Each record is to be printed again precisely as it reads.

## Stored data
** start **

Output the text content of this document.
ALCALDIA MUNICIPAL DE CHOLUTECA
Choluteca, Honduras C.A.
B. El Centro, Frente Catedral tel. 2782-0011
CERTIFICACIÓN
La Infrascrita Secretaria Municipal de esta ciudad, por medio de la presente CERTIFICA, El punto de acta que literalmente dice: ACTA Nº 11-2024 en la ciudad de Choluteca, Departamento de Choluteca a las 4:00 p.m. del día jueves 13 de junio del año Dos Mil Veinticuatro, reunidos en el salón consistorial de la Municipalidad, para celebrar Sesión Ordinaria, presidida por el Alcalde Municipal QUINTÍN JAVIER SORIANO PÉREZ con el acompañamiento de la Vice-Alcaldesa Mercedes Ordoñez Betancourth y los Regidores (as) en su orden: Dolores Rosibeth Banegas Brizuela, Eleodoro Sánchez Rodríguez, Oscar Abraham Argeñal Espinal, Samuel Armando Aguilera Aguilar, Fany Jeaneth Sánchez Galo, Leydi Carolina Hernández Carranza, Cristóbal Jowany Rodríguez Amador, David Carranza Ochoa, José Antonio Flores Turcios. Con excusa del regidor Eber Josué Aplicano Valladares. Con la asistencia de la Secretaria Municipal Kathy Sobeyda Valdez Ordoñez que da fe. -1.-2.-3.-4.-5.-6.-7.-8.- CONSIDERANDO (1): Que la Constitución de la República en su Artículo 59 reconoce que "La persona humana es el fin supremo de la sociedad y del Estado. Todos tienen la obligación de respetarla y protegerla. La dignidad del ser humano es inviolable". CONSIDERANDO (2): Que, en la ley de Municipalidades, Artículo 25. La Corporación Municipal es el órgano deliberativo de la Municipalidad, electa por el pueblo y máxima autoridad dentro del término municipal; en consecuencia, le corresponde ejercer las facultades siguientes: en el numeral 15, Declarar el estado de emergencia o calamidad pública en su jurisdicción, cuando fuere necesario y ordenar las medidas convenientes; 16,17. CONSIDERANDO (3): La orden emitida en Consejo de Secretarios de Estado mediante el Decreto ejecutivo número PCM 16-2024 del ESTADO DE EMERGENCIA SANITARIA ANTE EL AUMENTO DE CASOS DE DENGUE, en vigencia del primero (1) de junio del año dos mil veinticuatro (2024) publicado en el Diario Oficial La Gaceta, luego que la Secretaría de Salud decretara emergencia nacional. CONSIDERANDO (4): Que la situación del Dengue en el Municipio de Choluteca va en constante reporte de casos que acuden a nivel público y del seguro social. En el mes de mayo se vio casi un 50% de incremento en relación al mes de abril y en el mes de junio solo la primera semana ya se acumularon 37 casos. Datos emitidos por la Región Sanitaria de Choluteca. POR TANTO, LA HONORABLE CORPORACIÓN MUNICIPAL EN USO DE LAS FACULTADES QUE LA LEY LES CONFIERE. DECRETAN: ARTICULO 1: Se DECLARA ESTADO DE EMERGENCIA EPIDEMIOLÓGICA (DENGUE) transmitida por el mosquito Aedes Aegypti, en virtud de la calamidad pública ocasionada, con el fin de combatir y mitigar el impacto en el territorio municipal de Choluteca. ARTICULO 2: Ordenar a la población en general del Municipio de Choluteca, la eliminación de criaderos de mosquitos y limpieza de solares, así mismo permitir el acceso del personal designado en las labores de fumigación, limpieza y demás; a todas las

** end **

## EXERCISE OUTPUT
Output the text content of this document.
ALCALDIA MUNICIPAL DE CHOLUTECA
Choluteca, Honduras C.A.
B. El Centro, Frente Catedral tel. 2782-0011
CERTIFICACIÓN
La Infrascrita Secretaria Municipal de esta ciudad, por medio de la presente CERTIFICA, El punto de acta que literalmente dice: ACTA Nº 11-2024 en la ciudad de Choluteca, Departamento de Choluteca a las 4:00 p.m. del día jueves 13 de junio del año Dos Mil Veinticuatro, reunidos en el salón consistorial de la Municipalidad, para celebrar Sesión Ordinaria, presidida por el Alcalde Municipal QUINTÍN JAVIER SORIANO PÉREZ con el acompañamiento de la Vice-Alcaldesa Mercedes Ordoñez Betancourth y los Regidores (as) en su orden: Dolores Rosibeth Banegas Brizuela, Eleodoro Sánchez Rodríguez, Oscar Abraham Argeñal Espinal, Samuel Armando Aguilera Aguilar, Fany Jeaneth Sánchez Galo, Leydi Carolina Hernández Carranza, Cristóbal Jowany Rodríguez Amador, David Carranza Ochoa, José Antonio Flores Turcios. Con excusa del regidor Eber Josué Aplicano Valladares. Con la asistencia de la Secretaria Municipal Kathy Sobeyda Valdez Ordoñez que da fe. -1.-2.-3.-4.-5.-6.-7.-8.- CONSIDERANDO (1): Que la Constitución de la República en su Artículo 59 reconoce que "La persona humana es el fin supremo de la sociedad y del Estado. Todos tienen la obligación de respetarla y protegerla. La dignidad del ser humano es inviolable". CONSIDERANDO (2): Que, en la ley de Municipalidades, Artículo 25. La Corporación Municipal es el órgano deliberativo de la Municipalidad, electa por el pueblo y máxima autoridad dentro del término municipal; en consecuencia, le corresponde ejercer las facultades siguientes: en el numeral 15, Declarar el estado de emergencia o calamidad pública en su jurisdicción, cuando fuere necesario y ordenar las medidas convenientes; 16,17. CONSIDERANDO (3): La orden emitida en Consejo de Secretarios de Estado mediante el Decreto ejecutivo número PCM 16-2024 del ESTADO DE EMERGENCIA SANITARIA ANTE EL AUMENTO DE CASOS DE DENGUE, en vigencia del primero (1) de junio del año dos mil veinticuatro (2024) publicado en el Diario Oficial La Gaceta, luego que la Secretaría de Salud decretara emergencia nacional. CONSIDERANDO (4): Que la situación del Dengue en el Municipio de Choluteca va en constante reporte de casos que acuden a nivel público y del seguro social. En el mes de mayo se vio casi un 50% de incremento en relación al mes de abril y en el mes de junio solo la primera semana ya se acumularon 37 casos. Datos emitidos por la Región Sanitaria de Choluteca. POR TANTO, LA HONORABLE CORPORACIÓN MUNICIPAL EN USO DE LAS FACULTADES QUE LA LEY LES CONFIERE. DECRETAN: ARTICULO 1: Se DECLARA ESTADO DE EMERGENCIA EPIDEMIOLÓGICA (DENGUE) transmitida por el mosquito Aedes Aegypti, en virtud de la calamidad pública ocasionada, con el fin de combatir y mitigar el impacto en el territorio municipal de Choluteca. ARTICULO 2: Ordenar a la población en general del Municipio de Choluteca, la eliminación de criaderos de mosquitos y limpieza de solares, así mismo permitir el acceso del personal designado en las labores de fumigación, limpieza y demás; a todas las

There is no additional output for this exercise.